• Data records

——

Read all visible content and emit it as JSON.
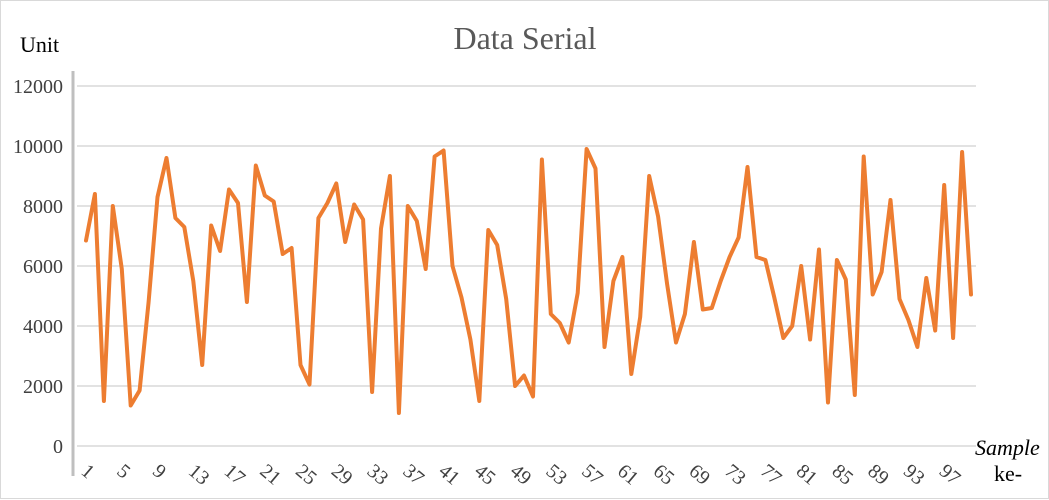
{
  "chart_data": {
    "type": "line",
    "title": "Data Serial",
    "ylabel": "Unit",
    "xlabel": "Sample",
    "xlabel_suffix": "ke-",
    "ylim": [
      0,
      12000
    ],
    "yticks": [
      "0",
      "2000",
      "4000",
      "6000",
      "8000",
      "10000",
      "12000"
    ],
    "x": [
      1,
      2,
      3,
      4,
      5,
      6,
      7,
      8,
      9,
      10,
      11,
      12,
      13,
      14,
      15,
      16,
      17,
      18,
      19,
      20,
      21,
      22,
      23,
      24,
      25,
      26,
      27,
      28,
      29,
      30,
      31,
      32,
      33,
      34,
      35,
      36,
      37,
      38,
      39,
      40,
      41,
      42,
      43,
      44,
      45,
      46,
      47,
      48,
      49,
      50,
      51,
      52,
      53,
      54,
      55,
      56,
      57,
      58,
      59,
      60,
      61,
      62,
      63,
      64,
      65,
      66,
      67,
      68,
      69,
      70,
      71,
      72,
      73,
      74,
      75,
      76,
      77,
      78,
      79,
      80,
      81,
      82,
      83,
      84,
      85,
      86,
      87,
      88,
      89,
      90,
      91,
      92,
      93,
      94,
      95,
      96,
      97,
      98,
      99,
      100
    ],
    "xticks": [
      "1",
      "5",
      "9",
      "13",
      "17",
      "21",
      "25",
      "29",
      "33",
      "37",
      "41",
      "45",
      "49",
      "53",
      "57",
      "61",
      "65",
      "69",
      "73",
      "77",
      "81",
      "85",
      "89",
      "93",
      "97"
    ],
    "grid": true,
    "legend": "none",
    "series": [
      {
        "color": "#ED7D31",
        "values": [
          6850,
          8400,
          1500,
          8000,
          5900,
          1350,
          1850,
          4800,
          8300,
          9600,
          7600,
          7300,
          5500,
          2700,
          7350,
          6500,
          8550,
          8100,
          4800,
          9350,
          8350,
          8150,
          6400,
          6600,
          2700,
          2050,
          7600,
          8100,
          8750,
          6800,
          8050,
          7550,
          1800,
          7250,
          9000,
          1100,
          8000,
          7500,
          5900,
          9650,
          9850,
          6000,
          4950,
          3550,
          1500,
          7200,
          6700,
          4900,
          2000,
          2350,
          1650,
          9550,
          4400,
          4100,
          3450,
          5100,
          9900,
          9250,
          3300,
          5500,
          6300,
          2400,
          4300,
          9000,
          7650,
          5400,
          3450,
          4400,
          6800,
          4550,
          4600,
          5500,
          6300,
          6950,
          9300,
          6300,
          6200,
          4950,
          3600,
          4000,
          6000,
          3550,
          6550,
          1450,
          6200,
          5550,
          1700,
          9650,
          5050,
          5800,
          8200,
          4900,
          4200,
          3300,
          5600,
          3850,
          8700,
          3600,
          9800,
          5050
        ]
      }
    ]
  }
}
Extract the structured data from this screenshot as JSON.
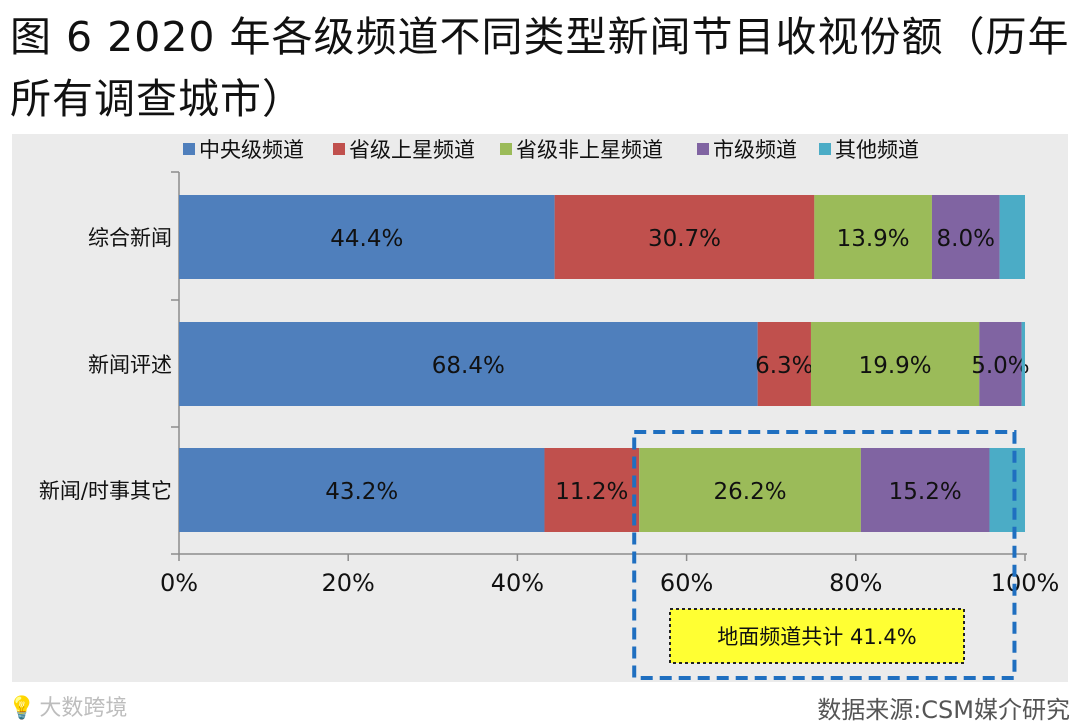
{
  "title": "图 6 2020 年各级频道不同类型新闻节目收视份额（历年所有调查城市）",
  "chart_data": {
    "type": "bar",
    "orientation": "horizontal",
    "stacked": true,
    "categories": [
      "综合新闻",
      "新闻评述",
      "新闻/时事其它"
    ],
    "series": [
      {
        "name": "中央级频道",
        "color": "#4f7fbc",
        "values": [
          44.4,
          68.4,
          43.2
        ],
        "labels": [
          "44.4%",
          "68.4%",
          "43.2%"
        ]
      },
      {
        "name": "省级上星频道",
        "color": "#c0504d",
        "values": [
          30.7,
          6.3,
          11.2
        ],
        "labels": [
          "30.7%",
          "6.3%",
          "11.2%"
        ]
      },
      {
        "name": "省级非上星频道",
        "color": "#9bbb59",
        "values": [
          13.9,
          19.9,
          26.2
        ],
        "labels": [
          "13.9%",
          "19.9%",
          "26.2%"
        ]
      },
      {
        "name": "市级频道",
        "color": "#8064a2",
        "values": [
          8.0,
          5.0,
          15.2
        ],
        "labels": [
          "8.0%",
          "5.0%",
          "15.2%"
        ]
      },
      {
        "name": "其他频道",
        "color": "#4bacc6",
        "values": [
          3.0,
          0.4,
          4.2
        ],
        "labels": [
          "",
          "",
          ""
        ]
      }
    ],
    "xlim": [
      0,
      100
    ],
    "xticks": [
      "0%",
      "20%",
      "40%",
      "60%",
      "80%",
      "100%"
    ],
    "legend": "top",
    "grid": false,
    "annotation": {
      "text": "地面频道共计  41.4%",
      "highlight_from": 54.4,
      "highlight_to": 95.8,
      "row_index": 2
    }
  },
  "footer": {
    "logo_text": "大数跨境",
    "source": "数据来源:CSM媒介研究"
  }
}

——

• YOUR OBJECTIVE
From the entries above, copy every line containing the word "JSON".

• ANSWER TO THIS EXERCISE
Read all visible content and emit it as JSON.
Extract the structured data from this screenshot as JSON.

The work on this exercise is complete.